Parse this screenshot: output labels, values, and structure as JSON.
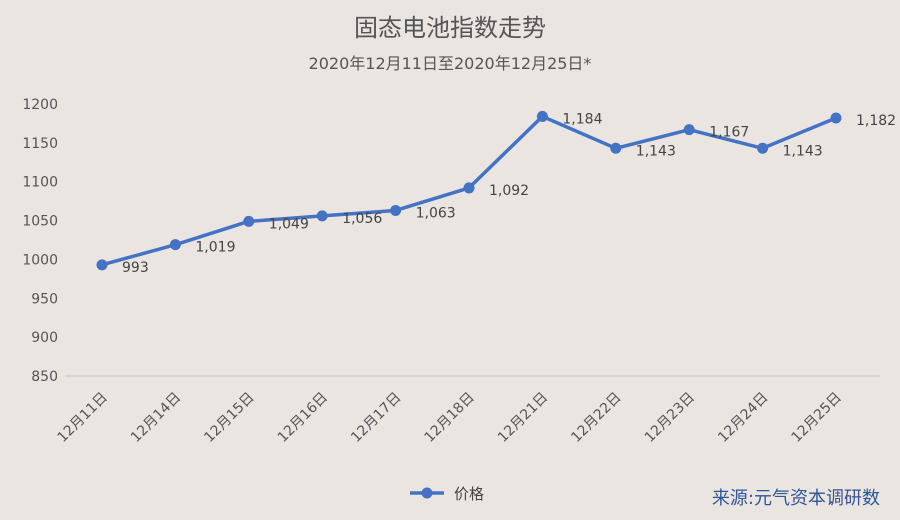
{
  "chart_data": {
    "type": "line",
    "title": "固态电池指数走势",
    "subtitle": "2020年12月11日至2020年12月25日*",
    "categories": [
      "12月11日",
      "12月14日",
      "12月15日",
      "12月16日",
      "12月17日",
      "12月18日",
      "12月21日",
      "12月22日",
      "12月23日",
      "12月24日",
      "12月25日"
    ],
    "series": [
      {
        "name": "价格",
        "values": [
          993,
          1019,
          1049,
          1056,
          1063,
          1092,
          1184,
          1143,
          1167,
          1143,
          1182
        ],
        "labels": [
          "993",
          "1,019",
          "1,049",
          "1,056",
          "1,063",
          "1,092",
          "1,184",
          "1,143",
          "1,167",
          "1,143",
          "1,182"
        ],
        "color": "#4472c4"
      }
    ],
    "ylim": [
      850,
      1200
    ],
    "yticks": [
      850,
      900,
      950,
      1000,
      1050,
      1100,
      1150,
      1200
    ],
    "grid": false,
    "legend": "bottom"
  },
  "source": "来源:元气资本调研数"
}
* * *
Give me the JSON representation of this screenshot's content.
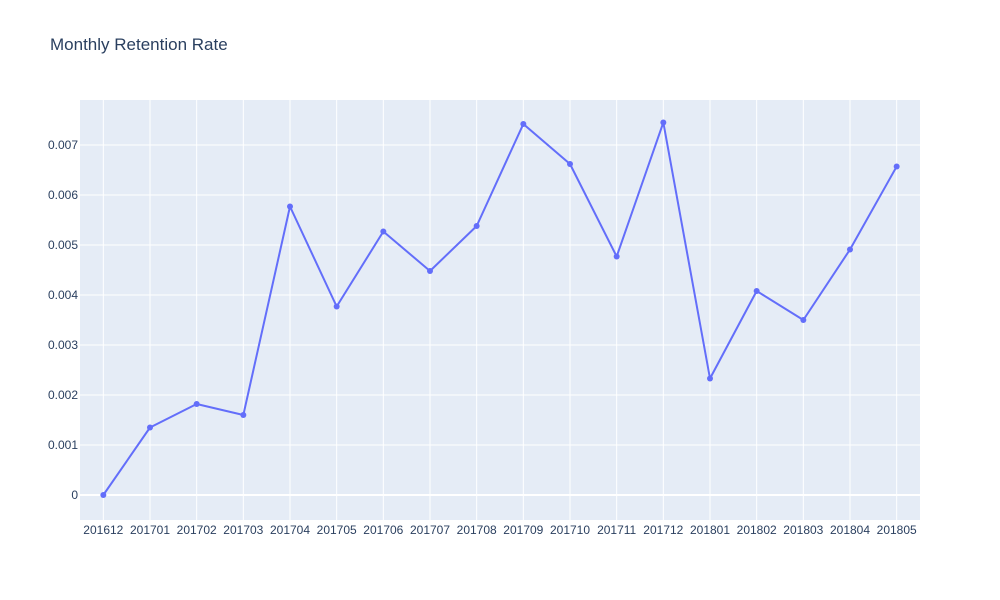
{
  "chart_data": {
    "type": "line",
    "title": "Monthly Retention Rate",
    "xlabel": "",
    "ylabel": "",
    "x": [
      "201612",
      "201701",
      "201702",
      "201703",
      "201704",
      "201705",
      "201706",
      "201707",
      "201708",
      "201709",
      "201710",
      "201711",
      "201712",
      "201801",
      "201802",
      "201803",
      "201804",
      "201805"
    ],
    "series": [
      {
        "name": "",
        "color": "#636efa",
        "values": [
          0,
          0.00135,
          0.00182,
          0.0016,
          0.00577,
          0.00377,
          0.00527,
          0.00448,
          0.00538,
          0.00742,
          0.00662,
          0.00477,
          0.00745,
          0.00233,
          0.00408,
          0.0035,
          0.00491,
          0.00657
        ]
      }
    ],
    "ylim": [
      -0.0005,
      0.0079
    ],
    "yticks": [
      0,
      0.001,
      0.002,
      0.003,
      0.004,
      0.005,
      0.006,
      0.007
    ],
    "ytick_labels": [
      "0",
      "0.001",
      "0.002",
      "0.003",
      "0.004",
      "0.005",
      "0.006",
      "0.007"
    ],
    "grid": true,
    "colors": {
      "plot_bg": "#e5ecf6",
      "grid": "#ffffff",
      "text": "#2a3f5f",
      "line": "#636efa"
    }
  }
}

**Exercise aim**
Go through the listing above and list every line that has the word "JSON".

**Answer below**
Parse this screenshot: output labels, values, and structure as JSON.
Give me the JSON representation of this screenshot's content.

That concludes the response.